● **REQUIREMENT**
Search the material below for the word "ylabel". Copy every line that has it.

====================

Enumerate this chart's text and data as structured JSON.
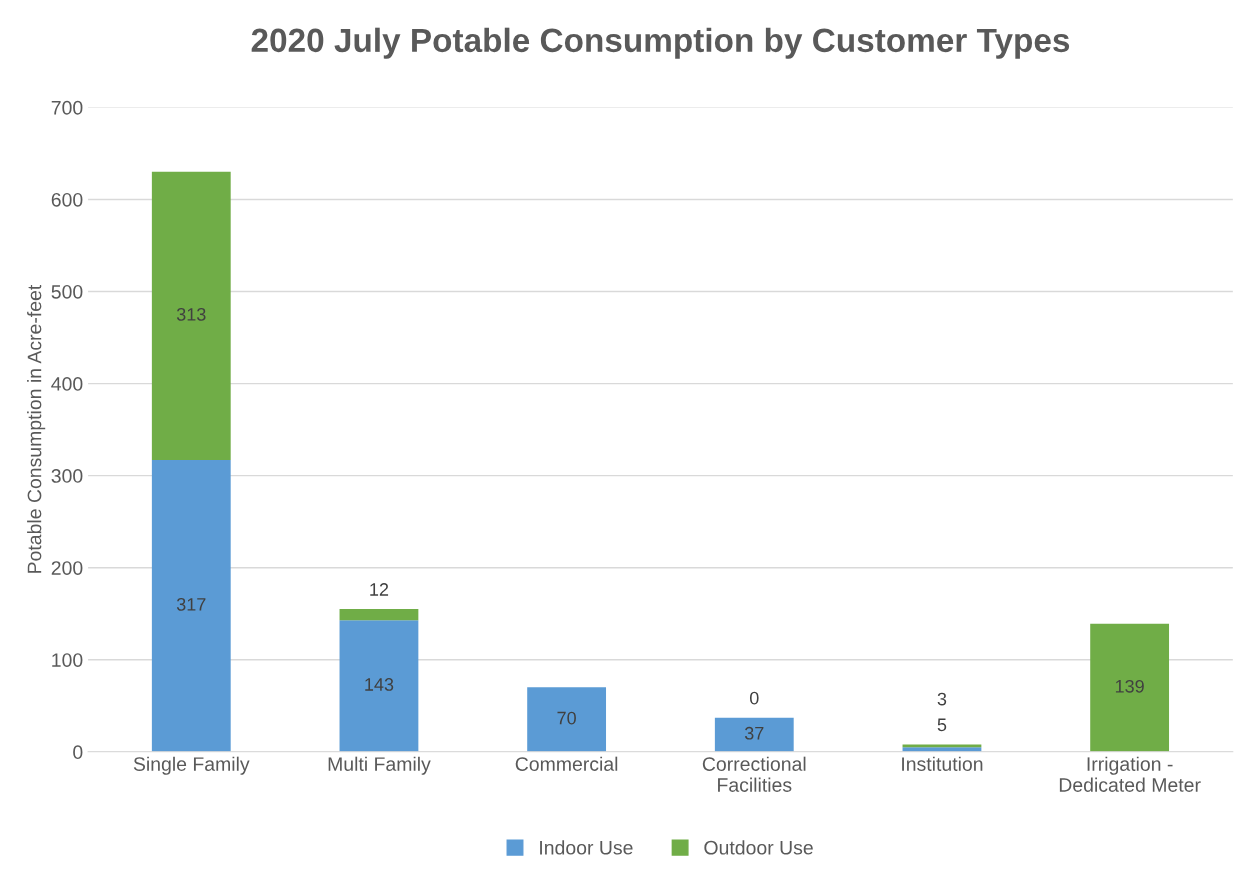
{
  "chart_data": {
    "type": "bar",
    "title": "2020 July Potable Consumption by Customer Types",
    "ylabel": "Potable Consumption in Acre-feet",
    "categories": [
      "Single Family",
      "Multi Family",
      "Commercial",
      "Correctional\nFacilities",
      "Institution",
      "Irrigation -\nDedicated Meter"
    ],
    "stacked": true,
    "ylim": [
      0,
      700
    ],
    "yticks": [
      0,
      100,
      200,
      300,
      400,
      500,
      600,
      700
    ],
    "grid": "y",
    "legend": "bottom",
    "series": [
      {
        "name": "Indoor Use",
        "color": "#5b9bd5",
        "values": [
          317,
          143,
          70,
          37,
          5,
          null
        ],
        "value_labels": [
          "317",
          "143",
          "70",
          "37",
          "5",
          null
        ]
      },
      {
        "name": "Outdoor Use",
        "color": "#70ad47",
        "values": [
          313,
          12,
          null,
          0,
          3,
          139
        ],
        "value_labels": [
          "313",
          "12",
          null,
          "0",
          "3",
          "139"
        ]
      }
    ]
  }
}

====================

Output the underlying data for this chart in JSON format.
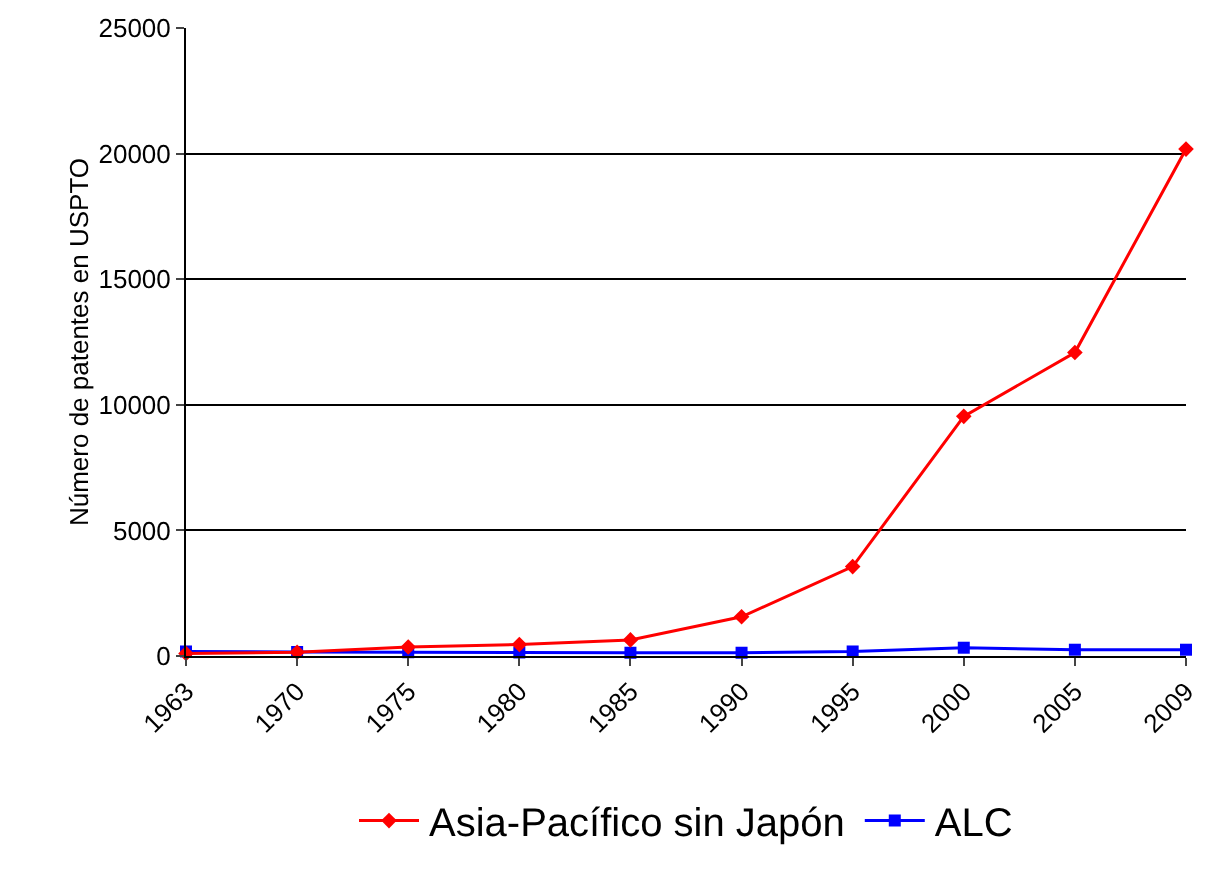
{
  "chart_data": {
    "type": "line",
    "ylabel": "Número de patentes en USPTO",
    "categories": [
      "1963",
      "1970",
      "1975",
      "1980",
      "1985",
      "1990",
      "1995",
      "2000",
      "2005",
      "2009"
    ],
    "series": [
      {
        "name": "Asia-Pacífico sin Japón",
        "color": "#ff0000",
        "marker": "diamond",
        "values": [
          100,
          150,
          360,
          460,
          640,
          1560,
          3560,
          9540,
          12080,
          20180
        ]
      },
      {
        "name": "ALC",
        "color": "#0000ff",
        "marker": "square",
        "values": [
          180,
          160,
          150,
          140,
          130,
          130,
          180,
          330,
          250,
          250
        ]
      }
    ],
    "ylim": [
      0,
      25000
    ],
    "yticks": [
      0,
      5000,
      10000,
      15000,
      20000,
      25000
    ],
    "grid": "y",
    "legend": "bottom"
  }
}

====================

● **EXERCISE RESULT**
    "ylabel": "Potable Consumption in Acre-feet",
    "ylabel": "Número de patentes en USPTO",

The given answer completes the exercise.